Everything in the listing below must be set down again exactly.

=== Dataset excerpts ===

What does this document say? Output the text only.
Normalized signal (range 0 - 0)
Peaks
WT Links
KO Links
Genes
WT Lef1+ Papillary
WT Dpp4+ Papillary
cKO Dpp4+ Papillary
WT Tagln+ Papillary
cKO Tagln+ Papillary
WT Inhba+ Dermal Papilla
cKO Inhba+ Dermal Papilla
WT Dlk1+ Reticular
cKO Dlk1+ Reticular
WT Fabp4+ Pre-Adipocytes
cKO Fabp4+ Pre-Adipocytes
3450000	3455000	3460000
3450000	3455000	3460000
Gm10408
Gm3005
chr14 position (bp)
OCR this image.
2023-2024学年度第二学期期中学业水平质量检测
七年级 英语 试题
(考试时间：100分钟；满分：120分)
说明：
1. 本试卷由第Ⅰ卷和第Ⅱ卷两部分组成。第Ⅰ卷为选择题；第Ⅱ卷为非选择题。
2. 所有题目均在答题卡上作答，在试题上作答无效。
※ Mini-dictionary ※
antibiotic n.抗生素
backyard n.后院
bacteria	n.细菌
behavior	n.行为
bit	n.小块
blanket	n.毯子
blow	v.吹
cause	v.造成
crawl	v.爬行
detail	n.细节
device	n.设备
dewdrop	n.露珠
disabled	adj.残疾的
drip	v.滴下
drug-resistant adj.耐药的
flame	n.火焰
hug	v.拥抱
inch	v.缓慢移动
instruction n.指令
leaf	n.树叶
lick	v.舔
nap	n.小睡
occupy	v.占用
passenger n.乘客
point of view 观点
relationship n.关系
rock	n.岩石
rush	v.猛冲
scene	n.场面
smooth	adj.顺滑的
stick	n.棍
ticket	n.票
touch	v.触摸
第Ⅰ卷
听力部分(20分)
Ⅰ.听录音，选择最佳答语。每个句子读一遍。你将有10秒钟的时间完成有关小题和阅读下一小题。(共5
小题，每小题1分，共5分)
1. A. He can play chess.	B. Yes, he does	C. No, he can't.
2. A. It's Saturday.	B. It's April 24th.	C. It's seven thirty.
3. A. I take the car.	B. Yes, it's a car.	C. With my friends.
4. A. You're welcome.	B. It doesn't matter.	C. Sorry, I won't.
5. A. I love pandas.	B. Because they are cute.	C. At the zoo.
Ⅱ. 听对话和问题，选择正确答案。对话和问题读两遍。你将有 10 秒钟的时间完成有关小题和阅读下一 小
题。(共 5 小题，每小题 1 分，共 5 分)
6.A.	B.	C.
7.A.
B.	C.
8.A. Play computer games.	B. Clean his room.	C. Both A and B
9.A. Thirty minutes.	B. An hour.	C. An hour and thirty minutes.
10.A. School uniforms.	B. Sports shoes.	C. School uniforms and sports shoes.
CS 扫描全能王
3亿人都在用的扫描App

===

● **Exercise response**
What does this document say? Output the text only.
Normalized signal (range 0 - 0)
Peaks
WT Links
KO Links
Genes
WT Lef1+ Papillary
WT Dpp4+ Papillary
cKO Dpp4+ Papillary
WT Tagln+ Papillary
cKO Tagln+ Papillary
WT Inhba+ Dermal Papilla
cKO Inhba+ Dermal Papilla
WT Dlk1+ Reticular
cKO Dlk1+ Reticular
WT Fabp4+ Pre-Adipocytes
cKO Fabp4+ Pre-Adipocytes
3450000	3455000	3460000
3450000	3455000	3460000
Gm10408
Gm3005
chr14 position (bp)
OCR this image.
2023-2024学年度第二学期期中学业水平质量检测
七年级 英语 试题
(考试时间：100分钟；满分：120分)
说明：
1. 本试卷由第Ⅰ卷和第Ⅱ卷两部分组成。第Ⅰ卷为选择题；第Ⅱ卷为非选择题。
2. 所有题目均在答题卡上作答，在试题上作答无效。
※ Mini-dictionary ※
antibiotic n.抗生素
backyard n.后院
bacteria	n.细菌
behavior	n.行为
bit	n.小块
blanket	n.毯子
blow	v.吹
cause	v.造成
crawl	v.爬行
detail	n.细节
device	n.设备
dewdrop	n.露珠
disabled	adj.残疾的
drip	v.滴下
drug-resistant adj.耐药的
flame	n.火焰
hug	v.拥抱
inch	v.缓慢移动
instruction n.指令
leaf	n.树叶
lick	v.舔
nap	n.小睡
occupy	v.占用
passenger n.乘客
point of view 观点
relationship n.关系
rock	n.岩石
rush	v.猛冲
scene	n.场面
smooth	adj.顺滑的
stick	n.棍
ticket	n.票
touch	v.触摸
第Ⅰ卷
听力部分(20分)
Ⅰ.听录音，选择最佳答语。每个句子读一遍。你将有10秒钟的时间完成有关小题和阅读下一小题。(共5
小题，每小题1分，共5分)
1. A. He can play chess.	B. Yes, he does	C. No, he can't.
2. A. It's Saturday.	B. It's April 24th.	C. It's seven thirty.
3. A. I take the car.	B. Yes, it's a car.	C. With my friends.
4. A. You're welcome.	B. It doesn't matter.	C. Sorry, I won't.
5. A. I love pandas.	B. Because they are cute.	C. At the zoo.
Ⅱ. 听对话和问题，选择正确答案。对话和问题读两遍。你将有 10 秒钟的时间完成有关小题和阅读下一 小
题。(共 5 小题，每小题 1 分，共 5 分)
6.A.	B.	C.
7.A.
B.	C.
8.A. Play computer games.	B. Clean his room.	C. Both A and B
9.A. Thirty minutes.	B. An hour.	C. An hour and thirty minutes.
10.A. School uniforms.	B. Sports shoes.	C. School uniforms and sports shoes.
CS 扫描全能王
3亿人都在用的扫描App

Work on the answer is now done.